Your goal:
From the entries below, copy out every line with "admin" in it.

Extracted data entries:
start
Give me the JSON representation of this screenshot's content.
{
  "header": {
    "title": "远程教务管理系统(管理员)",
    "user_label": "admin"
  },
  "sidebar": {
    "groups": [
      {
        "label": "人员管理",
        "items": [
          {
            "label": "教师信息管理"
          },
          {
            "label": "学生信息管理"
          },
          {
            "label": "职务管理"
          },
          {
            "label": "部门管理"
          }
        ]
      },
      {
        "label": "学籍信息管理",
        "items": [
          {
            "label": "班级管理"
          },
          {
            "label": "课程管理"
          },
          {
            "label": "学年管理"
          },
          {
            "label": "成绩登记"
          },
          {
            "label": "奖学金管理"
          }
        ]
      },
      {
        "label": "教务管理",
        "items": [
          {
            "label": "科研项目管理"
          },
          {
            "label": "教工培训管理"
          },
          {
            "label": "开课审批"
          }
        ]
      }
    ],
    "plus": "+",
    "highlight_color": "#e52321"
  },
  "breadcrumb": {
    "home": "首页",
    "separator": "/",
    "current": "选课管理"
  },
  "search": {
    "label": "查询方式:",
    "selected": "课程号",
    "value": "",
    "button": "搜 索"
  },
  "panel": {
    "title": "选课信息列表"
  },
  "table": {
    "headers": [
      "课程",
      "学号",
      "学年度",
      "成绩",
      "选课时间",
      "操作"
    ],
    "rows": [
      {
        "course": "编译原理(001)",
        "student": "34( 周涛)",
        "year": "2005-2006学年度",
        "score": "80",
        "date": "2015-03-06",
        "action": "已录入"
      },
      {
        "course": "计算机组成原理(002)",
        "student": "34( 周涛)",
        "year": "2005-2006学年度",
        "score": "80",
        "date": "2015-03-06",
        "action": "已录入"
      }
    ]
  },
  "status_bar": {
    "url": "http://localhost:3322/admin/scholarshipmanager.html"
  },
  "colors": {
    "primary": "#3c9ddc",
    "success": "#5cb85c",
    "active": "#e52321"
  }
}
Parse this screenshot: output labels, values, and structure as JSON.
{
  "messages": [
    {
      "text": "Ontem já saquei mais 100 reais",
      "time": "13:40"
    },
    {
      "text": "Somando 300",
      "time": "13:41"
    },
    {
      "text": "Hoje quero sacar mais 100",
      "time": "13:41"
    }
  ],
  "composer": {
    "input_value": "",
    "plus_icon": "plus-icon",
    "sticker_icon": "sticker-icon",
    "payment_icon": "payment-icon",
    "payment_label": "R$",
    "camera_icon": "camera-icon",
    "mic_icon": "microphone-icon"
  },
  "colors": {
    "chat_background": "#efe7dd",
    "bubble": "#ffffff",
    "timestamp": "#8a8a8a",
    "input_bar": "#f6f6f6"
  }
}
end
start
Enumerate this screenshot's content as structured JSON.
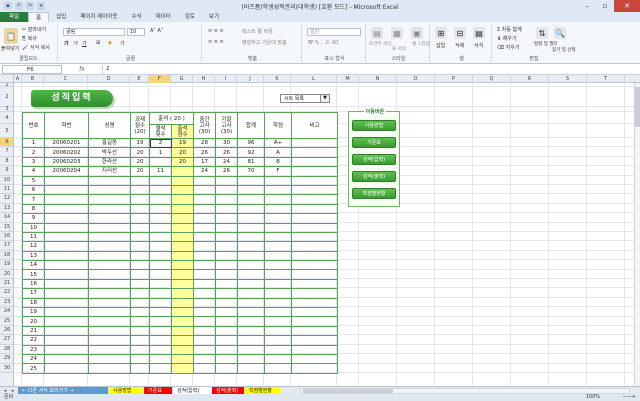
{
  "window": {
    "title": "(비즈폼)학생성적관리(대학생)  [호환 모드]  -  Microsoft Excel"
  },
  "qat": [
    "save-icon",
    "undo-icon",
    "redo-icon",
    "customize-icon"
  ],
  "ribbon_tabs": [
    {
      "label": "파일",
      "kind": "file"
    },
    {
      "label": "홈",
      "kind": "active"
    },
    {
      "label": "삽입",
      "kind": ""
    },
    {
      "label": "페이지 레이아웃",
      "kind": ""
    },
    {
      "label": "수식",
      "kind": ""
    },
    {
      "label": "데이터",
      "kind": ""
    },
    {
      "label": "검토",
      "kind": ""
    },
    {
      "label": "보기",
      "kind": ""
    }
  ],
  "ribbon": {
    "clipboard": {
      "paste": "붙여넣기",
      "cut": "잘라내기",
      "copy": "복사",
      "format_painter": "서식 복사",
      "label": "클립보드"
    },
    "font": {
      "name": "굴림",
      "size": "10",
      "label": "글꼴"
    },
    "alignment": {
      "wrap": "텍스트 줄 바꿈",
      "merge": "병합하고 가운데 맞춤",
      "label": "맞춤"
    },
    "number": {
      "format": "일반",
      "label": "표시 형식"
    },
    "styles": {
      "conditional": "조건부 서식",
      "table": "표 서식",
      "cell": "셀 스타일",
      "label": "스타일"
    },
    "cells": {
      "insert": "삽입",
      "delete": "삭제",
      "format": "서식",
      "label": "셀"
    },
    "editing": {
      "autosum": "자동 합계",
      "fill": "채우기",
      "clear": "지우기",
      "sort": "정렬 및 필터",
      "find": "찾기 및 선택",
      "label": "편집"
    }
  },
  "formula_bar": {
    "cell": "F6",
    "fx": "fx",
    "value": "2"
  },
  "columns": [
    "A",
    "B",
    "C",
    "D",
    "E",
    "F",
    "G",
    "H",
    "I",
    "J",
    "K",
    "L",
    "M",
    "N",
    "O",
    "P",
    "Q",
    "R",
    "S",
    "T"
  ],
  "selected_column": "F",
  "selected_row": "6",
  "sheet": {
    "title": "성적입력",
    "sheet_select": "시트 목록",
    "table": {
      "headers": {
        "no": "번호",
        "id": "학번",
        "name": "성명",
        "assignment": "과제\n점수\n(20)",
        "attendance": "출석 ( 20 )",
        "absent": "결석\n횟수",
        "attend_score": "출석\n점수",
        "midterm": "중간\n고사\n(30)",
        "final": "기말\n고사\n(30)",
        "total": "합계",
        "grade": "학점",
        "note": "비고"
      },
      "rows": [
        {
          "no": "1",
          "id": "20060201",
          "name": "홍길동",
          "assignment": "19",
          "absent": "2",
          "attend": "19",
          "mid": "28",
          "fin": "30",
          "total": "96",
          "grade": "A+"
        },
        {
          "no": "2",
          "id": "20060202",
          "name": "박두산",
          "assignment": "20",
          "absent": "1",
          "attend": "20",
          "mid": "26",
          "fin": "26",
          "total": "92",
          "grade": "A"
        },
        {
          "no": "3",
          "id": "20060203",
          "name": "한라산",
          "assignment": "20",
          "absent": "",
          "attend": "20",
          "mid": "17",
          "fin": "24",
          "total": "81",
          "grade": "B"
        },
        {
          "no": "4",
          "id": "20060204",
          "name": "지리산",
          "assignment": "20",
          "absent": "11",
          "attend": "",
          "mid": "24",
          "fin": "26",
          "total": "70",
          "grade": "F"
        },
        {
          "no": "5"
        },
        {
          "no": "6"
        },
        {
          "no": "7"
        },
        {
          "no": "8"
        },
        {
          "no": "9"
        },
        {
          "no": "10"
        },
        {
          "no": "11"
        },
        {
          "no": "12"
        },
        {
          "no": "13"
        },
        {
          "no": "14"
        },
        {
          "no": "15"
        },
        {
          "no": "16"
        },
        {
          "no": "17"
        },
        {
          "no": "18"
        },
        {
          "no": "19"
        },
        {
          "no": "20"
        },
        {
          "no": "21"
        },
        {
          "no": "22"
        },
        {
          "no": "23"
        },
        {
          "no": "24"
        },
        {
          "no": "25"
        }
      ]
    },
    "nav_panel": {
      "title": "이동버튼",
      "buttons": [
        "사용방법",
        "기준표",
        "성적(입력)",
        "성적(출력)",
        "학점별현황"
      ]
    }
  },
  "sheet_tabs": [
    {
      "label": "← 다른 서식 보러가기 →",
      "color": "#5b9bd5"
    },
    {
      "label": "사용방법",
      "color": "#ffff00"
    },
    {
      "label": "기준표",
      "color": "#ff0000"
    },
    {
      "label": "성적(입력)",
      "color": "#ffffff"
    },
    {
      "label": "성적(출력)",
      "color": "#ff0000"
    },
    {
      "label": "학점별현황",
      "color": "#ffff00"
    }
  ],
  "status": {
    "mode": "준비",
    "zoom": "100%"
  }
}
end
Solution to this task:
    "user_label": "admin"
    "url": "http://localhost:3322/admin/scholarshipmanager.html"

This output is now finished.